◆ WHAT TO DO ◆
Repeat the records below word for word, but start at the line that contains "What does this", stop after the last line, and include nothing else.

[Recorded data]
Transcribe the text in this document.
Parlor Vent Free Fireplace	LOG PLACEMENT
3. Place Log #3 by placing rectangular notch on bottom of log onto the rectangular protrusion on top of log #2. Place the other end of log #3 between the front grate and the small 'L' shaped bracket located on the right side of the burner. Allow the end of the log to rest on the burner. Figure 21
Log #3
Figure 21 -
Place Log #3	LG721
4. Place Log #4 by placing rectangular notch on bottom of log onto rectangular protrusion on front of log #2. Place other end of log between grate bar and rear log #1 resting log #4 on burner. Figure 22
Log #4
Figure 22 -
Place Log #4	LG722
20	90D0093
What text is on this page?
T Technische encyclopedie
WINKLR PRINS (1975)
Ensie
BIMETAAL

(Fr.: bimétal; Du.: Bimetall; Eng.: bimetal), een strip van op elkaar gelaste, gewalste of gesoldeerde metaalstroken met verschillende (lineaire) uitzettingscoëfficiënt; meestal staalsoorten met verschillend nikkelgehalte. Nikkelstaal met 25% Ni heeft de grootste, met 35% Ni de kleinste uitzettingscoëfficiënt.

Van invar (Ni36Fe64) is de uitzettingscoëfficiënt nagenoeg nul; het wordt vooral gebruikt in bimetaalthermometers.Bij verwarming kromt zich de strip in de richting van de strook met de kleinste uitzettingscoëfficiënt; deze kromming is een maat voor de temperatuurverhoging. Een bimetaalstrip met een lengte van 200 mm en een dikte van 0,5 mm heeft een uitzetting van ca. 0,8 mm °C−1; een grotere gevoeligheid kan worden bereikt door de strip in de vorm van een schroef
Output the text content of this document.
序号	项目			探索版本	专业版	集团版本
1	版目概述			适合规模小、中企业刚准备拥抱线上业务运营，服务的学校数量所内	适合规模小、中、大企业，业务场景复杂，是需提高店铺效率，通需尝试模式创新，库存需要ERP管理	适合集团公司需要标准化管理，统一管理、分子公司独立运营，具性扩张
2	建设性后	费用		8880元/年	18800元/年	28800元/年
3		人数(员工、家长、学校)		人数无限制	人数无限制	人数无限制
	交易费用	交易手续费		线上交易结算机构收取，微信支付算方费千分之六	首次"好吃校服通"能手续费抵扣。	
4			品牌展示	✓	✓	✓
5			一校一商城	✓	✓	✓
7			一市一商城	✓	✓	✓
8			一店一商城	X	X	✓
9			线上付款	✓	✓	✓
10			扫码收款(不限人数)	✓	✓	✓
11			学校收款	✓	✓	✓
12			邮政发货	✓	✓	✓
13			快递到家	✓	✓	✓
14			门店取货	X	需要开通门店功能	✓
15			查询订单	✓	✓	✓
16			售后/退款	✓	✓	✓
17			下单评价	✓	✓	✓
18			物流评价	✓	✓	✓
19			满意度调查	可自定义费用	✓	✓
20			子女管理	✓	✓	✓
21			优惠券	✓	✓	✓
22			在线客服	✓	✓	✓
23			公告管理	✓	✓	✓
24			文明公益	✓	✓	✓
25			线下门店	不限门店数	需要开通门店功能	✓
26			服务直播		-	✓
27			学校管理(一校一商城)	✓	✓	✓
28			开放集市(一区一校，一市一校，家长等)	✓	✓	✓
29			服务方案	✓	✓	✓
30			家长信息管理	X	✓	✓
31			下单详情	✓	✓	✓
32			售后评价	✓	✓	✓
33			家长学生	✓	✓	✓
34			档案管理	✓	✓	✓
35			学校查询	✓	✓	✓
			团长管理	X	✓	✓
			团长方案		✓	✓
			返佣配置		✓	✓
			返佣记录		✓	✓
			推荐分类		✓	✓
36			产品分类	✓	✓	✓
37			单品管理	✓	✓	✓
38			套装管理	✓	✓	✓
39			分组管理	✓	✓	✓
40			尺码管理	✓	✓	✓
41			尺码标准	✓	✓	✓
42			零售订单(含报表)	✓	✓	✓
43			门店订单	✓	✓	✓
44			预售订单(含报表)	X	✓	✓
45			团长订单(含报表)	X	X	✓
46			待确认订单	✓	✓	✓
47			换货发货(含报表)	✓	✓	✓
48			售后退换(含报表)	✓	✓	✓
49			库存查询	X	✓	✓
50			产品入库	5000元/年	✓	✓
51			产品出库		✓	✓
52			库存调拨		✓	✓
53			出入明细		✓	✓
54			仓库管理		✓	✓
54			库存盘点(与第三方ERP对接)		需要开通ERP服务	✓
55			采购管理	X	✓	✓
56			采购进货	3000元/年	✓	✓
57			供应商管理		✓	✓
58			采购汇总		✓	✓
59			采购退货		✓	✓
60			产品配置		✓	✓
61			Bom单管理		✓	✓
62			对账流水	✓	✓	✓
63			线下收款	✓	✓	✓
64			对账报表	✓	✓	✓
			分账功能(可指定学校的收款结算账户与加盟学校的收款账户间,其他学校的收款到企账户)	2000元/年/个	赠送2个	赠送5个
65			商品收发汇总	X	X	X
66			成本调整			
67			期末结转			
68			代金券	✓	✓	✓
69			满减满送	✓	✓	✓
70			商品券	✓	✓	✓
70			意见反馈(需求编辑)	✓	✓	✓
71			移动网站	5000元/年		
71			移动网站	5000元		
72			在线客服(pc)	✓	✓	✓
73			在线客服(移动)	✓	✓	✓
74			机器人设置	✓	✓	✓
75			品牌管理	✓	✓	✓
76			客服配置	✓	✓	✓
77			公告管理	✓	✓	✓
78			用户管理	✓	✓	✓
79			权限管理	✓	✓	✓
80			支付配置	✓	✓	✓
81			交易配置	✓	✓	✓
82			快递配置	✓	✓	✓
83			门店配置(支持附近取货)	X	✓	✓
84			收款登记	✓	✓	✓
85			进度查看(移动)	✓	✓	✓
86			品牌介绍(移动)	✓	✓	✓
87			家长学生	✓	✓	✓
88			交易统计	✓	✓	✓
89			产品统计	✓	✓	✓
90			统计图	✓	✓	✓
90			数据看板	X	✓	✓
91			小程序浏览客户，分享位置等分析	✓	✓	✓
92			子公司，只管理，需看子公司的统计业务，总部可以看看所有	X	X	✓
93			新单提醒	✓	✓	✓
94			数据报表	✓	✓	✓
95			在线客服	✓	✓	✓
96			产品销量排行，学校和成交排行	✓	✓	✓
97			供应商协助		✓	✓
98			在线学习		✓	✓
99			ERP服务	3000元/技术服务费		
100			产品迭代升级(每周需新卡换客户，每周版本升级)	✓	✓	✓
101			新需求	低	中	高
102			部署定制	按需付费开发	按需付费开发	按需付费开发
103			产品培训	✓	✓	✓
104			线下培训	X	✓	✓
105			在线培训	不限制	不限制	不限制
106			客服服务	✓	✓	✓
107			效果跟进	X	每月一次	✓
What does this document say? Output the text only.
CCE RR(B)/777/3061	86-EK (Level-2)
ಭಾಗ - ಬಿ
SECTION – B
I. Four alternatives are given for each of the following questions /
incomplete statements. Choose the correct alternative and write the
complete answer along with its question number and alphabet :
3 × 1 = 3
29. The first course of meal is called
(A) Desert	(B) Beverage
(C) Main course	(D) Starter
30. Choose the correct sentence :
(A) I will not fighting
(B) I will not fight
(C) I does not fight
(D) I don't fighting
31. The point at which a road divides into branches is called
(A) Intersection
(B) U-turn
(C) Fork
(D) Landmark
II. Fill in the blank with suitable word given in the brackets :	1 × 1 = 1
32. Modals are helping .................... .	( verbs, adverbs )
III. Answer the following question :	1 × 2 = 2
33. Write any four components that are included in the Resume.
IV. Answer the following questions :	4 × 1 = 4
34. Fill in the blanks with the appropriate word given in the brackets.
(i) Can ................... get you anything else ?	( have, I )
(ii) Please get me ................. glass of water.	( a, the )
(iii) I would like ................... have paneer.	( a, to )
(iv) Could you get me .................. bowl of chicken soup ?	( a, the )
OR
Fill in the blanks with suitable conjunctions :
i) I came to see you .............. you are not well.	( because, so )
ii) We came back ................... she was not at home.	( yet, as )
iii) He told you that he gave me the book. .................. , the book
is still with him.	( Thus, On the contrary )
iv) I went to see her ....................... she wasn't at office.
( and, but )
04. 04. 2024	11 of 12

◆ FINISHED EXERCISE ◆
What does this document say? Output the text only.
CCE RR(B)/777/3061	86-EK (Level-2)
ಭಾಗ - ಬಿ
SECTION – B
I. Four alternatives are given for each of the following questions /
incomplete statements. Choose the correct alternative and write the
complete answer along with its question number and alphabet :
3 × 1 = 3
29. The first course of meal is called
(A) Desert	(B) Beverage
(C) Main course	(D) Starter
30. Choose the correct sentence :
(A) I will not fighting
(B) I will not fight
(C) I does not fight
(D) I don't fighting
31. The point at which a road divides into branches is called
(A) Intersection
(B) U-turn
(C) Fork
(D) Landmark
II. Fill in the blank with suitable word given in the brackets :	1 × 1 = 1
32. Modals are helping .................... .	( verbs, adverbs )
III. Answer the following question :	1 × 2 = 2
33. Write any four components that are included in the Resume.
IV. Answer the following questions :	4 × 1 = 4
34. Fill in the blanks with the appropriate word given in the brackets.
(i) Can ................... get you anything else ?	( have, I )
(ii) Please get me ................. glass of water.	( a, the )
(iii) I would like ................... have paneer.	( a, to )
(iv) Could you get me .................. bowl of chicken soup ?	( a, the )
OR
Fill in the blanks with suitable conjunctions :
i) I came to see you .............. you are not well.	( because, so )
ii) We came back ................... she was not at home.	( yet, as )
iii) He told you that he gave me the book. .................. , the book
is still with him.	( Thus, On the contrary )
iv) I went to see her ....................... she wasn't at office.
( and, but )
04. 04. 2024	11 of 12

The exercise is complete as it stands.